* _Short problem 1_: Find every line in the entries that contains the string "ISUS", matching case exactly, and copy each one.

* _Passage shown_:
The NYT had a very good piece on how government cutbacks in spending and employment have slowed the recovery. At one point it presents the view of Tyler Cowen, an economics professor at George Mason University, that:

"military contractors and personnel might be able to find new jobs with relative ease, because unemployment rates are fairly low for well-educated workers."

While workers with college degrees do have lower unemployment rates than less educated workers, the current unemployment rate is close to twice its pre-recession level.

Unemployment Rate for College Graduates

[Unemployment Rate for People With at Least a College Degree. Source: Bureau of Labor Statistics.]

 Source: Bureau of Labor Statistics.

 

Note: Typo corrected.

Comments (3)Add Comment
Cowen
written by Scot Johnson, February 27, 2013 6:56
Tyler Cowen's last name is spelled with an "e" not an "a".

* _Data supplied_:
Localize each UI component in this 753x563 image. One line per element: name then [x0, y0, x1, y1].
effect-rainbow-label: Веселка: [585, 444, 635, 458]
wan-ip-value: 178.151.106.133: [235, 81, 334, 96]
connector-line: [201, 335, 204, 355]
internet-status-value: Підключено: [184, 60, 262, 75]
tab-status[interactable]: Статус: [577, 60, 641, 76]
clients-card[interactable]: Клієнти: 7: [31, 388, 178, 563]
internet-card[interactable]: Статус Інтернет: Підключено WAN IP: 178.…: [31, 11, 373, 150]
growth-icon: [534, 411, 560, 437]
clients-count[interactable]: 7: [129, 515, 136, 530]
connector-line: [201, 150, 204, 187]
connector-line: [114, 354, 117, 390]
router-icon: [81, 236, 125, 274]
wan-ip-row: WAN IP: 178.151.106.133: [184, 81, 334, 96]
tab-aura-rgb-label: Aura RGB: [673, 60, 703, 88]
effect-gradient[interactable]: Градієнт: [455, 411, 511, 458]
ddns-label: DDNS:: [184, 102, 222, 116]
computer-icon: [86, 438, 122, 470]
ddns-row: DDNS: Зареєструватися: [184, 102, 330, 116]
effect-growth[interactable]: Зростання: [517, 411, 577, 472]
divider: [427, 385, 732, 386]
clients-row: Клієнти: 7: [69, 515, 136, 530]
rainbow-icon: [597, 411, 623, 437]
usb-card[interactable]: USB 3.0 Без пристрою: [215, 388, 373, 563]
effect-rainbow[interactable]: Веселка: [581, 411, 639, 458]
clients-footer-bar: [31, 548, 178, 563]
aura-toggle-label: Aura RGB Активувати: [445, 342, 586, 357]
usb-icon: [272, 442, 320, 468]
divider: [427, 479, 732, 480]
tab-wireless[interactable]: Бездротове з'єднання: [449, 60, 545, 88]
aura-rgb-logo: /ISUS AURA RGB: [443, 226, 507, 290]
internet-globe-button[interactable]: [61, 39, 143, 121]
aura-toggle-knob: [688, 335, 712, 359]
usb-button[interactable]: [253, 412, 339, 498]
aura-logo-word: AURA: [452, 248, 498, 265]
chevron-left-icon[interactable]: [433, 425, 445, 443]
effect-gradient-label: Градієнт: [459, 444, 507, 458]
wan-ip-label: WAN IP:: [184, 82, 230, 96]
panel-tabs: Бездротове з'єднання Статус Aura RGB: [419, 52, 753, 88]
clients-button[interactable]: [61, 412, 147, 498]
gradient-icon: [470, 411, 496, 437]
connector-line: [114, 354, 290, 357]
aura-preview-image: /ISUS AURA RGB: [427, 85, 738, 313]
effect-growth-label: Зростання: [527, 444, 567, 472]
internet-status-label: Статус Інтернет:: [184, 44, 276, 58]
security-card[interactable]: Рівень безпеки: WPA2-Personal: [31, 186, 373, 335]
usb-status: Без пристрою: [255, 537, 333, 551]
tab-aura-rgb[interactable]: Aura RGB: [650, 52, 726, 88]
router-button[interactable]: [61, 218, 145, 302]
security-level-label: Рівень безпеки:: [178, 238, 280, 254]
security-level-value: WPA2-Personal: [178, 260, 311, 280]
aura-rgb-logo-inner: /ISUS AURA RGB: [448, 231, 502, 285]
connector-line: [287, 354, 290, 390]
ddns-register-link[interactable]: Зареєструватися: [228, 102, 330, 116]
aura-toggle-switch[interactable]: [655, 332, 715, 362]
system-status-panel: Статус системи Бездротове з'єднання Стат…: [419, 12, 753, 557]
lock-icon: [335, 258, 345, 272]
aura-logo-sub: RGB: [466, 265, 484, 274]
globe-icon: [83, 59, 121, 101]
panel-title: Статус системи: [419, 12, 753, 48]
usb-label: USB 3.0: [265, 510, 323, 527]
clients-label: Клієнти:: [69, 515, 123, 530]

* _Short problem 2_: According to the passage, how does the current unemployment rate compare with its pre-recession level?

* _Worked solution 1_:
aura-rgb-logo: /ISUS AURA RGB: [443, 226, 507, 290]
aura-preview-image: /ISUS AURA RGB: [427, 85, 738, 313]
aura-rgb-logo-inner: /ISUS AURA RGB: [448, 231, 502, 285]

* _Worked solution 2_: It is close to twice its pre-recession level.